Stated task: Give back the entire listing verbatim.

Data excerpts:
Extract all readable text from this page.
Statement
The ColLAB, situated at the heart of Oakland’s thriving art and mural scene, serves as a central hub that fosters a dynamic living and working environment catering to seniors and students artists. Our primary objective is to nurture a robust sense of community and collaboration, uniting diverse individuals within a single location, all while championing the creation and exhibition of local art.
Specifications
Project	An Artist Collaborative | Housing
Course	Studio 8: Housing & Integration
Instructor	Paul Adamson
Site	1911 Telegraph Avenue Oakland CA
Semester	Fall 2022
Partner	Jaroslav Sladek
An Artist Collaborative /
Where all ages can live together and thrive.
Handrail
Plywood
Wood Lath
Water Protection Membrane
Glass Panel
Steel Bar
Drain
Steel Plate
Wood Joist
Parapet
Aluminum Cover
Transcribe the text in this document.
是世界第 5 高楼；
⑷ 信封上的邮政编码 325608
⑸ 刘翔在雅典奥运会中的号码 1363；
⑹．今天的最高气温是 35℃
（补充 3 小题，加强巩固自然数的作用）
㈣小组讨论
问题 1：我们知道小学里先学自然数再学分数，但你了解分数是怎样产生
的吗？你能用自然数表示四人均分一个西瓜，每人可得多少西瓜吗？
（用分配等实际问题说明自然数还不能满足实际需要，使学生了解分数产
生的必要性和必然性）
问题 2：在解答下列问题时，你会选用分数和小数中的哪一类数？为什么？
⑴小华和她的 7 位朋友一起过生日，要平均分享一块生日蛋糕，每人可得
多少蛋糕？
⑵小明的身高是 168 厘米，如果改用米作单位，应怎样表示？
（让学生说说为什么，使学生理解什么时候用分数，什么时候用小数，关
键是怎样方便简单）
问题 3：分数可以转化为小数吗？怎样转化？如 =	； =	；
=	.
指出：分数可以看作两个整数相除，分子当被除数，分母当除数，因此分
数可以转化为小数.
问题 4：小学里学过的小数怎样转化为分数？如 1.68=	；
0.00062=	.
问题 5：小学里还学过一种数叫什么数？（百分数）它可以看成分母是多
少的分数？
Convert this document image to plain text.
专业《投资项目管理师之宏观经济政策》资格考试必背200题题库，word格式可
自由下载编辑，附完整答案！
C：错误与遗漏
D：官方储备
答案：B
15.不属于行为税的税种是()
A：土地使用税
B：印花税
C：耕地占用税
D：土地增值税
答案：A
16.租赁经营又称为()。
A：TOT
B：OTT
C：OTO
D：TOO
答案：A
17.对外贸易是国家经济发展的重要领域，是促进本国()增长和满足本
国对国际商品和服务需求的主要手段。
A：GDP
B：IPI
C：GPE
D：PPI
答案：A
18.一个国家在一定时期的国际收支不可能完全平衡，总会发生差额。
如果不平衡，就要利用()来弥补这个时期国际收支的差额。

Task output:
Extract all readable text from this page.
Statement
The ColLAB, situated at the heart of Oakland’s thriving art and mural scene, serves as a central hub that fosters a dynamic living and working environment catering to seniors and students artists. Our primary objective is to nurture a robust sense of community and collaboration, uniting diverse individuals within a single location, all while championing the creation and exhibition of local art.
Specifications
Project	An Artist Collaborative | Housing
Course	Studio 8: Housing & Integration
Instructor	Paul Adamson
Site	1911 Telegraph Avenue Oakland CA
Semester	Fall 2022
Partner	Jaroslav Sladek
An Artist Collaborative /
Where all ages can live together and thrive.
Handrail
Plywood
Wood Lath
Water Protection Membrane
Glass Panel
Steel Bar
Drain
Steel Plate
Wood Joist
Parapet
Aluminum Cover
Transcribe the text in this document.
是世界第 5 高楼；
⑷ 信封上的邮政编码 325608
⑸ 刘翔在雅典奥运会中的号码 1363；
⑹．今天的最高气温是 35℃
（补充 3 小题，加强巩固自然数的作用）
㈣小组讨论
问题 1：我们知道小学里先学自然数再学分数，但你了解分数是怎样产生
的吗？你能用自然数表示四人均分一个西瓜，每人可得多少西瓜吗？
（用分配等实际问题说明自然数还不能满足实际需要，使学生了解分数产
生的必要性和必然性）
问题 2：在解答下列问题时，你会选用分数和小数中的哪一类数？为什么？
⑴小华和她的 7 位朋友一起过生日，要平均分享一块生日蛋糕，每人可得
多少蛋糕？
⑵小明的身高是 168 厘米，如果改用米作单位，应怎样表示？
（让学生说说为什么，使学生理解什么时候用分数，什么时候用小数，关
键是怎样方便简单）
问题 3：分数可以转化为小数吗？怎样转化？如 =	； =	；
=	.
指出：分数可以看作两个整数相除，分子当被除数，分母当除数，因此分
数可以转化为小数.
问题 4：小学里学过的小数怎样转化为分数？如 1.68=	；
0.00062=	.
问题 5：小学里还学过一种数叫什么数？（百分数）它可以看成分母是多
少的分数？
Convert this document image to plain text.
专业《投资项目管理师之宏观经济政策》资格考试必背200题题库，word格式可
自由下载编辑，附完整答案！
C：错误与遗漏
D：官方储备
答案：B
15.不属于行为税的税种是()
A：土地使用税
B：印花税
C：耕地占用税
D：土地增值税
答案：A
16.租赁经营又称为()。
A：TOT
B：OTT
C：OTO
D：TOO
答案：A
17.对外贸易是国家经济发展的重要领域，是促进本国()增长和满足本
国对国际商品和服务需求的主要手段。
A：GDP
B：IPI
C：GPE
D：PPI
答案：A
18.一个国家在一定时期的国际收支不可能完全平衡，总会发生差额。
如果不平衡，就要利用()来弥补这个时期国际收支的差额。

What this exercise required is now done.